-- Compito assegnato 1 --
Stabilisci se ciascuna affermazione concorda con l'estratto sulla propaganda di guerra. Rispondi sì o no e cita testualmente le parole decisive. (a) La guerra diventa gradualmente un fattore nazionale. (b) Si vuole passare da un esercito nazionale a un esercito di mestiere. (c) Il regime ha un potere debole sulla stampa.
-- Compito assegnato 2 --
Secondo l'estratto sulla propaganda di guerra, di che cosa deve convincere la popolazione la campagna propagandistica?

-- Estratto del testo --
Pian piano la guerra diviene un fattore nazionale per cui si cerca di mobilitare il maggiore numero di persone possibili, proprio per passare dall’esercito di mestiere ad un esercito nazionale. Per farlo si necessita di una martellante campagna propagandistica atta a convincere la popolazione della inevitabilità e della giusta causa della guerra: aspetto che, come si accennava poco sopra, ritornerà come tratto caratteristico della propaganda moderna[41].

Ovviamente, il regime esercita un fortissimo potere sulla stampa, intesa come pubblicazioni giornalistiche (periodici, quotidiani, giornali di settore, di associazioni lavorative ecc.) e anche, in senso più ampio, come editoria libraria.

-- Voci fornite --
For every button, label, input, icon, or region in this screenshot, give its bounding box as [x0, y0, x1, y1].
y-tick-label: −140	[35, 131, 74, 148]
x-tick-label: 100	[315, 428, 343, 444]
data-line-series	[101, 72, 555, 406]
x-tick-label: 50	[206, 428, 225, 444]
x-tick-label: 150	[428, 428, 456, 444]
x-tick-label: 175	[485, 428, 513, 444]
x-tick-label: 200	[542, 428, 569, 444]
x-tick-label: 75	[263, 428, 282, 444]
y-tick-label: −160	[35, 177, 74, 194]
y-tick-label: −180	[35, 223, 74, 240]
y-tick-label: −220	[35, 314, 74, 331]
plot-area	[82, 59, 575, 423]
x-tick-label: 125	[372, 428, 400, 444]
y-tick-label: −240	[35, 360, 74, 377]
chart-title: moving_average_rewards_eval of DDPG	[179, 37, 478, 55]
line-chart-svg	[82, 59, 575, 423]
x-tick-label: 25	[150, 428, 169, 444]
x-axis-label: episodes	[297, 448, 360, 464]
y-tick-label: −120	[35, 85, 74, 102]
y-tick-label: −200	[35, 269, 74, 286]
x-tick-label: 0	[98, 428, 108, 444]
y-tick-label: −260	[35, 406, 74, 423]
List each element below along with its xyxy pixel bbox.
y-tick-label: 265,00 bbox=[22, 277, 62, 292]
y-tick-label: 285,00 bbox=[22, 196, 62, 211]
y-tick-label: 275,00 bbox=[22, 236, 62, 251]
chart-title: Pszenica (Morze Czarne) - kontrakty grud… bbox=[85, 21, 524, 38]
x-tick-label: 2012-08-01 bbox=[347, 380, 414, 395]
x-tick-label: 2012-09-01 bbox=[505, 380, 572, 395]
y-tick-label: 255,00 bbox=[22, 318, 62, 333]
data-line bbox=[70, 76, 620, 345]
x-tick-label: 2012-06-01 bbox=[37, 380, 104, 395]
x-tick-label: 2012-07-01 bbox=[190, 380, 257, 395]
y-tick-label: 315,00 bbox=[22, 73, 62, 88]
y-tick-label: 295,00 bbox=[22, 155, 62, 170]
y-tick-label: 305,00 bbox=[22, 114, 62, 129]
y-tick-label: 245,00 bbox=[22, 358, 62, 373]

-- Risultato 1 --
(a) Sì: "Pian piano la guerra diviene un fattore nazionale".
(b) No: "passare dall’esercito di mestiere ad un esercito nazionale".
(c) No: "il regime esercita un fortissimo potere sulla stampa".

-- Risultato 2 --
Deve convincerla dell'inevitabilità e della giusta causa della guerra.